__What is expected__
Images should be left out, and everything else in the listing reproduced exactly.

__Source material__
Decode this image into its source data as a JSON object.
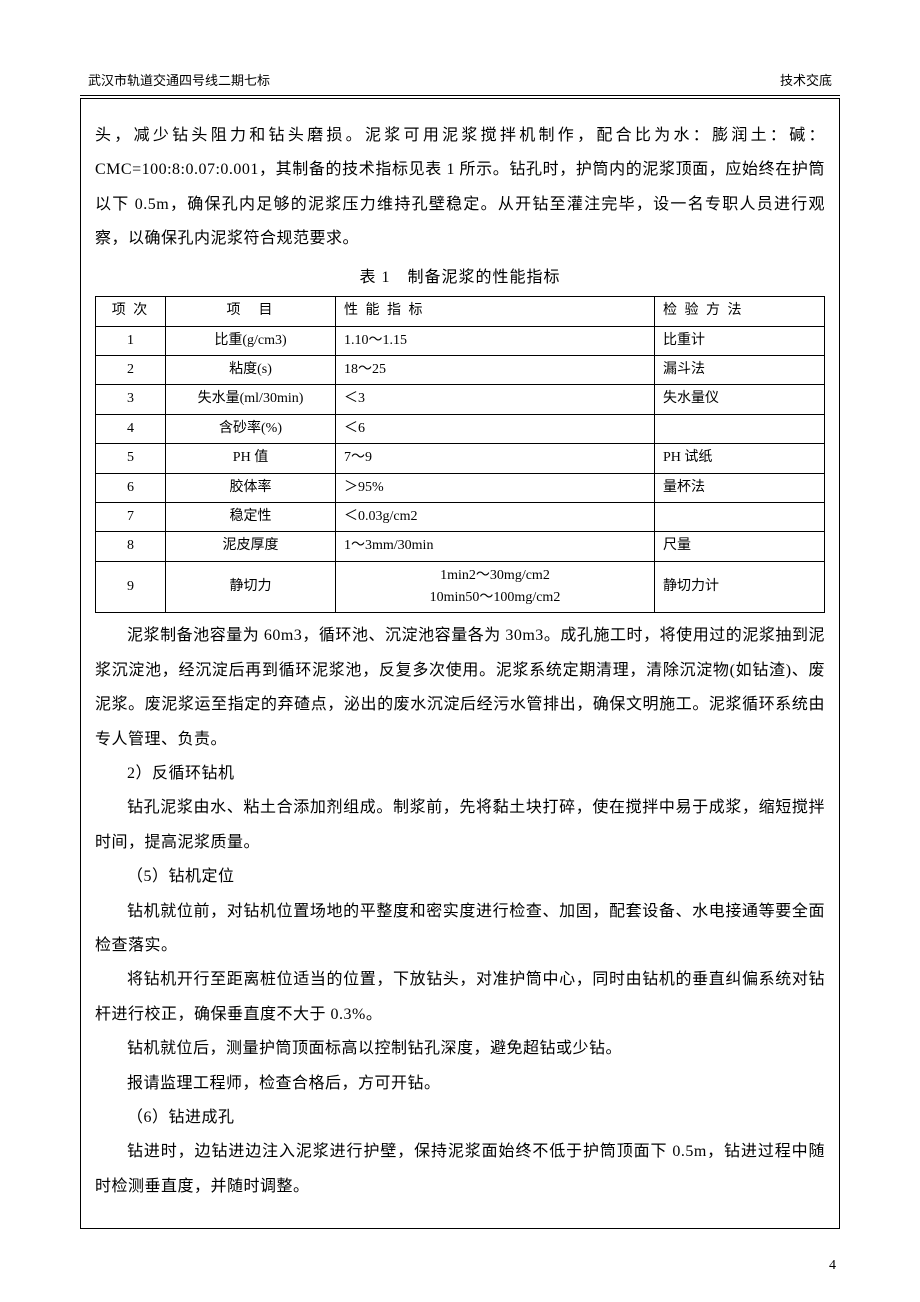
{
  "header": {
    "left": "武汉市轨道交通四号线二期七标",
    "right": "技术交底"
  },
  "intro_para": "头，减少钻头阻力和钻头磨损。泥浆可用泥浆搅拌机制作，配合比为水：膨润土：碱：CMC=100:8:0.07:0.001，其制备的技术指标见表 1 所示。钻孔时，护筒内的泥浆顶面，应始终在护筒以下 0.5m，确保孔内足够的泥浆压力维持孔壁稳定。从开钻至灌注完毕，设一名专职人员进行观察，以确保孔内泥浆符合规范要求。",
  "table_caption": "表 1　制备泥浆的性能指标",
  "table": {
    "headers": {
      "idx": "项 次",
      "item": "项　目",
      "spec": "性 能 指 标",
      "method": "检 验 方 法"
    },
    "rows": [
      {
        "idx": "1",
        "item": "比重(g/cm3)",
        "spec": "1.10～1.15",
        "method": "比重计"
      },
      {
        "idx": "2",
        "item": "粘度(s)",
        "spec": "18～25",
        "method": "漏斗法"
      },
      {
        "idx": "3",
        "item": "失水量(ml/30min)",
        "spec": "＜3",
        "method": "失水量仪"
      },
      {
        "idx": "4",
        "item": "含砂率(%)",
        "spec": "＜6",
        "method": ""
      },
      {
        "idx": "5",
        "item": "PH 值",
        "spec": "7～9",
        "method": "PH 试纸"
      },
      {
        "idx": "6",
        "item": "胶体率",
        "spec": "＞95%",
        "method": "量杯法"
      },
      {
        "idx": "7",
        "item": "稳定性",
        "spec": "＜0.03g/cm2",
        "method": ""
      },
      {
        "idx": "8",
        "item": "泥皮厚度",
        "spec": "1～3mm/30min",
        "method": "尺量"
      },
      {
        "idx": "9",
        "item": "静切力",
        "spec": "1min2～30mg/cm2\n10min50～100mg/cm2",
        "method": "静切力计"
      }
    ]
  },
  "after_table_para": "泥浆制备池容量为 60m3，循环池、沉淀池容量各为 30m3。成孔施工时，将使用过的泥浆抽到泥浆沉淀池，经沉淀后再到循环泥浆池，反复多次使用。泥浆系统定期清理，清除沉淀物(如钻渣)、废泥浆。废泥浆运至指定的弃碴点，泌出的废水沉淀后经污水管排出，确保文明施工。泥浆循环系统由专人管理、负责。",
  "sec2_title": "2）反循环钻机",
  "sec2_body": "钻孔泥浆由水、粘土合添加剂组成。制浆前，先将黏土块打碎，使在搅拌中易于成浆，缩短搅拌时间，提高泥浆质量。",
  "sec5_title": "（5）钻机定位",
  "sec5_p1": "钻机就位前，对钻机位置场地的平整度和密实度进行检查、加固，配套设备、水电接通等要全面检查落实。",
  "sec5_p2": "将钻机开行至距离桩位适当的位置，下放钻头，对准护筒中心，同时由钻机的垂直纠偏系统对钻杆进行校正，确保垂直度不大于 0.3%。",
  "sec5_p3": "钻机就位后，测量护筒顶面标高以控制钻孔深度，避免超钻或少钻。",
  "sec5_p4": "报请监理工程师，检查合格后，方可开钻。",
  "sec6_title": "（6）钻进成孔",
  "sec6_p1": "钻进时，边钻进边注入泥浆进行护壁，保持泥浆面始终不低于护筒顶面下 0.5m，钻进过程中随时检测垂直度，并随时调整。",
  "page_number": "4",
  "colors": {
    "text": "#000000",
    "background": "#ffffff",
    "border": "#000000"
  }
}
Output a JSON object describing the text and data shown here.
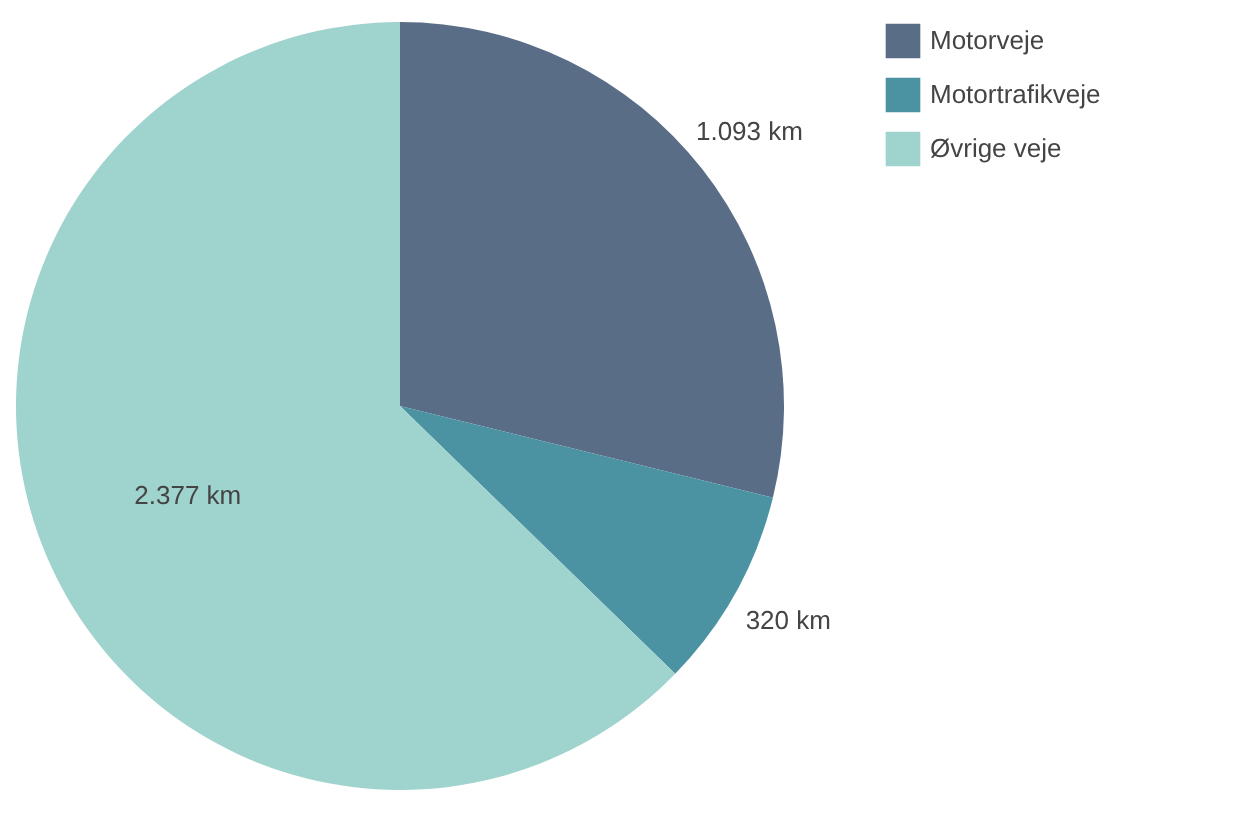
{
  "chart_data": {
    "type": "pie",
    "categories": [
      "Motorveje",
      "Motortrafikveje",
      "Øvrige veje"
    ],
    "values": [
      1093,
      320,
      2377
    ],
    "value_labels": [
      "1.093 km",
      "320 km",
      "2.377 km"
    ],
    "colors": [
      "#5a6d87",
      "#4b93a3",
      "#9fd3ce"
    ],
    "legend": "right"
  }
}
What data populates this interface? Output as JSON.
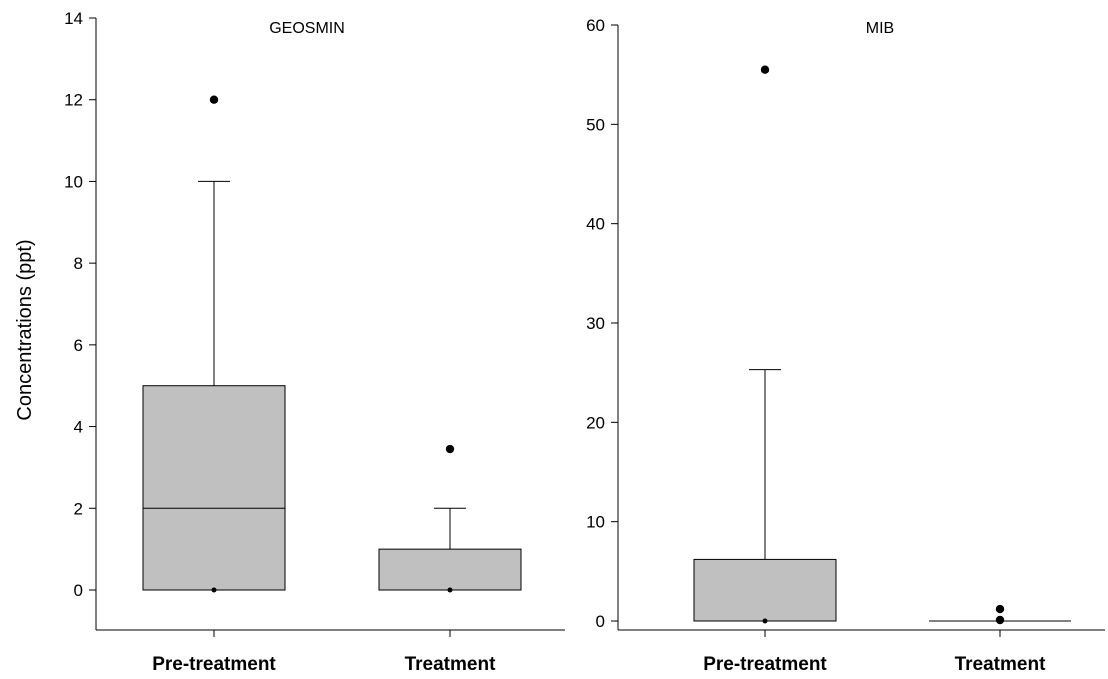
{
  "ylabel": "Concentrations (ppt)",
  "colors": {
    "box_fill": "#c0c0c0",
    "stroke": "#000000"
  },
  "chart_data": [
    {
      "type": "box",
      "title": "GEOSMIN",
      "categories": [
        "Pre-treatment",
        "Treatment"
      ],
      "ylim": [
        -1,
        14
      ],
      "yticks": [
        0,
        2,
        4,
        6,
        8,
        10,
        12,
        14
      ],
      "boxes": [
        {
          "name": "Pre-treatment",
          "q1": 0,
          "median": 2,
          "q3": 5,
          "whisker_low": 0,
          "whisker_high": 10,
          "outliers": [
            12,
            0
          ]
        },
        {
          "name": "Treatment",
          "q1": 0,
          "median": 0,
          "q3": 1,
          "whisker_low": 0,
          "whisker_high": 2,
          "outliers": [
            3.45,
            0
          ]
        }
      ]
    },
    {
      "type": "box",
      "title": "MIB",
      "categories": [
        "Pre-treatment",
        "Treatment"
      ],
      "ylim": [
        -1,
        60
      ],
      "yticks": [
        0,
        10,
        20,
        30,
        40,
        50,
        60
      ],
      "boxes": [
        {
          "name": "Pre-treatment",
          "q1": 0,
          "median": 0,
          "q3": 6.2,
          "whisker_low": 0,
          "whisker_high": 25.3,
          "outliers": [
            55.5,
            0
          ]
        },
        {
          "name": "Treatment",
          "q1": 0,
          "median": 0,
          "q3": 0,
          "whisker_low": 0,
          "whisker_high": 0,
          "outliers": [
            1.2,
            0.1
          ]
        }
      ]
    }
  ]
}
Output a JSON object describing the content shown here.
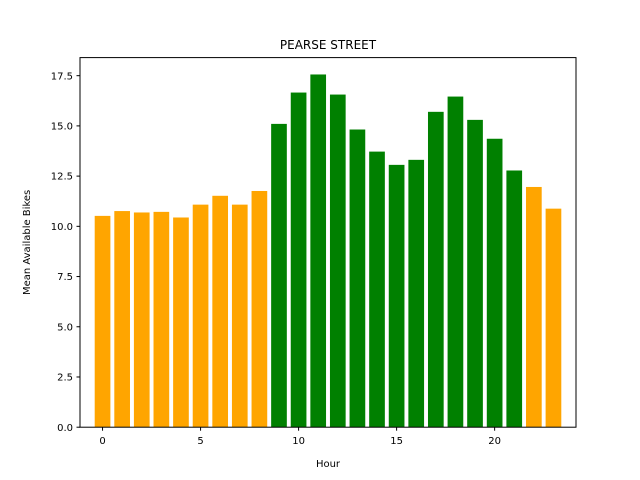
{
  "chart_data": {
    "type": "bar",
    "title": "PEARSE STREET",
    "xlabel": "Hour",
    "ylabel": "Mean Available Bikes",
    "x": [
      0,
      1,
      2,
      3,
      4,
      5,
      6,
      7,
      8,
      9,
      10,
      11,
      12,
      13,
      14,
      15,
      16,
      17,
      18,
      19,
      20,
      21,
      22,
      23
    ],
    "values": [
      10.52,
      10.76,
      10.69,
      10.72,
      10.44,
      11.08,
      11.52,
      11.08,
      11.76,
      15.1,
      16.66,
      17.56,
      16.56,
      14.82,
      13.72,
      13.06,
      13.31,
      15.7,
      16.46,
      15.3,
      14.36,
      12.78,
      11.96,
      10.88
    ],
    "colors": [
      "orange",
      "orange",
      "orange",
      "orange",
      "orange",
      "orange",
      "orange",
      "orange",
      "orange",
      "green",
      "green",
      "green",
      "green",
      "green",
      "green",
      "green",
      "green",
      "green",
      "green",
      "green",
      "green",
      "green",
      "orange",
      "orange"
    ],
    "color_map": {
      "orange": "#ffa500",
      "green": "#008000"
    },
    "xlim": [
      -1.15,
      24.15
    ],
    "ylim": [
      0,
      18.4
    ],
    "xticks": [
      0,
      5,
      10,
      15,
      20
    ],
    "yticks": [
      0.0,
      2.5,
      5.0,
      7.5,
      10.0,
      12.5,
      15.0,
      17.5
    ],
    "ytick_labels": [
      "0.0",
      "2.5",
      "5.0",
      "7.5",
      "10.0",
      "12.5",
      "15.0",
      "17.5"
    ],
    "grid": false,
    "legend": "none"
  }
}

__Response to the task__
Decode this image into its source data as a JSON object.
{
  "header": {
    "left": "武汉市轨道交通四号线二期七标",
    "right": "技术交底"
  },
  "intro_para": "头，减少钻头阻力和钻头磨损。泥浆可用泥浆搅拌机制作，配合比为水：膨润土：碱：CMC=100:8:0.07:0.001，其制备的技术指标见表 1 所示。钻孔时，护筒内的泥浆顶面，应始终在护筒以下 0.5m，确保孔内足够的泥浆压力维持孔壁稳定。从开钻至灌注完毕，设一名专职人员进行观察，以确保孔内泥浆符合规范要求。",
  "table_caption": "表 1　制备泥浆的性能指标",
  "table": {
    "headers": {
      "idx": "项 次",
      "item": "项　目",
      "spec": "性 能 指 标",
      "method": "检 验 方 法"
    },
    "rows": [
      {
        "idx": "1",
        "item": "比重(g/cm3)",
        "spec": "1.10～1.15",
        "method": "比重计"
      },
      {
        "idx": "2",
        "item": "粘度(s)",
        "spec": "18～25",
        "method": "漏斗法"
      },
      {
        "idx": "3",
        "item": "失水量(ml/30min)",
        "spec": "＜3",
        "method": "失水量仪"
      },
      {
        "idx": "4",
        "item": "含砂率(%)",
        "spec": "＜6",
        "method": ""
      },
      {
        "idx": "5",
        "item": "PH 值",
        "spec": "7～9",
        "method": "PH 试纸"
      },
      {
        "idx": "6",
        "item": "胶体率",
        "spec": "＞95%",
        "method": "量杯法"
      },
      {
        "idx": "7",
        "item": "稳定性",
        "spec": "＜0.03g/cm2",
        "method": ""
      },
      {
        "idx": "8",
        "item": "泥皮厚度",
        "spec": "1～3mm/30min",
        "method": "尺量"
      },
      {
        "idx": "9",
        "item": "静切力",
        "spec": "1min2～30mg/cm2\n10min50～100mg/cm2",
        "method": "静切力计"
      }
    ]
  },
  "after_table_para": "泥浆制备池容量为 60m3，循环池、沉淀池容量各为 30m3。成孔施工时，将使用过的泥浆抽到泥浆沉淀池，经沉淀后再到循环泥浆池，反复多次使用。泥浆系统定期清理，清除沉淀物(如钻渣)、废泥浆。废泥浆运至指定的弃碴点，泌出的废水沉淀后经污水管排出，确保文明施工。泥浆循环系统由专人管理、负责。",
  "sec2_title": "2）反循环钻机",
  "sec2_body": "钻孔泥浆由水、粘土合添加剂组成。制浆前，先将黏土块打碎，使在搅拌中易于成浆，缩短搅拌时间，提高泥浆质量。",
  "sec5_title": "（5）钻机定位",
  "sec5_p1": "钻机就位前，对钻机位置场地的平整度和密实度进行检查、加固，配套设备、水电接通等要全面检查落实。",
  "sec5_p2": "将钻机开行至距离桩位适当的位置，下放钻头，对准护筒中心，同时由钻机的垂直纠偏系统对钻杆进行校正，确保垂直度不大于 0.3%。",
  "sec5_p3": "钻机就位后，测量护筒顶面标高以控制钻孔深度，避免超钻或少钻。",
  "sec5_p4": "报请监理工程师，检查合格后，方可开钻。",
  "sec6_title": "（6）钻进成孔",
  "sec6_p1": "钻进时，边钻进边注入泥浆进行护壁，保持泥浆面始终不低于护筒顶面下 0.5m，钻进过程中随时检测垂直度，并随时调整。",
  "page_number": "4",
  "colors": {
    "text": "#000000",
    "background": "#ffffff",
    "border": "#000000"
  }
}
Output a JSON object describing the text and data shown here.
{
  "chart_data": {
    "type": "pie",
    "categories": [
      "Motorveje",
      "Motortrafikveje",
      "Øvrige veje"
    ],
    "values": [
      1093,
      320,
      2377
    ],
    "value_labels": [
      "1.093 km",
      "320 km",
      "2.377 km"
    ],
    "colors": [
      "#5a6d87",
      "#4b93a3",
      "#9fd3ce"
    ],
    "legend": "right"
  }
}
What data populates this interface? Output as JSON.
{
  "ylabel": "Concentrations (ppt)",
  "colors": {
    "box_fill": "#c0c0c0",
    "stroke": "#000000"
  },
  "chart_data": [
    {
      "type": "box",
      "title": "GEOSMIN",
      "categories": [
        "Pre-treatment",
        "Treatment"
      ],
      "ylim": [
        -1,
        14
      ],
      "yticks": [
        0,
        2,
        4,
        6,
        8,
        10,
        12,
        14
      ],
      "boxes": [
        {
          "name": "Pre-treatment",
          "q1": 0,
          "median": 2,
          "q3": 5,
          "whisker_low": 0,
          "whisker_high": 10,
          "outliers": [
            12,
            0
          ]
        },
        {
          "name": "Treatment",
          "q1": 0,
          "median": 0,
          "q3": 1,
          "whisker_low": 0,
          "whisker_high": 2,
          "outliers": [
            3.45,
            0
          ]
        }
      ]
    },
    {
      "type": "box",
      "title": "MIB",
      "categories": [
        "Pre-treatment",
        "Treatment"
      ],
      "ylim": [
        -1,
        60
      ],
      "yticks": [
        0,
        10,
        20,
        30,
        40,
        50,
        60
      ],
      "boxes": [
        {
          "name": "Pre-treatment",
          "q1": 0,
          "median": 0,
          "q3": 6.2,
          "whisker_low": 0,
          "whisker_high": 25.3,
          "outliers": [
            55.5,
            0
          ]
        },
        {
          "name": "Treatment",
          "q1": 0,
          "median": 0,
          "q3": 0,
          "whisker_low": 0,
          "whisker_high": 0,
          "outliers": [
            1.2,
            0.1
          ]
        }
      ]
    }
  ]
}
Output a JSON object describing the content shown here.
{
  "chart_data": {
    "type": "bar",
    "title": "PEARSE STREET",
    "xlabel": "Hour",
    "ylabel": "Mean Available Bikes",
    "x": [
      0,
      1,
      2,
      3,
      4,
      5,
      6,
      7,
      8,
      9,
      10,
      11,
      12,
      13,
      14,
      15,
      16,
      17,
      18,
      19,
      20,
      21,
      22,
      23
    ],
    "values": [
      10.52,
      10.76,
      10.69,
      10.72,
      10.44,
      11.08,
      11.52,
      11.08,
      11.76,
      15.1,
      16.66,
      17.56,
      16.56,
      14.82,
      13.72,
      13.06,
      13.31,
      15.7,
      16.46,
      15.3,
      14.36,
      12.78,
      11.96,
      10.88
    ],
    "colors": [
      "orange",
      "orange",
      "orange",
      "orange",
      "orange",
      "orange",
      "orange",
      "orange",
      "orange",
      "green",
      "green",
      "green",
      "green",
      "green",
      "green",
      "green",
      "green",
      "green",
      "green",
      "green",
      "green",
      "green",
      "orange",
      "orange"
    ],
    "color_map": {
      "orange": "#ffa500",
      "green": "#008000"
    },
    "xlim": [
      -1.15,
      24.15
    ],
    "ylim": [
      0,
      18.4
    ],
    "xticks": [
      0,
      5,
      10,
      15,
      20
    ],
    "yticks": [
      0.0,
      2.5,
      5.0,
      7.5,
      10.0,
      12.5,
      15.0,
      17.5
    ],
    "ytick_labels": [
      "0.0",
      "2.5",
      "5.0",
      "7.5",
      "10.0",
      "12.5",
      "15.0",
      "17.5"
    ],
    "grid": false,
    "legend": "none"
  }
}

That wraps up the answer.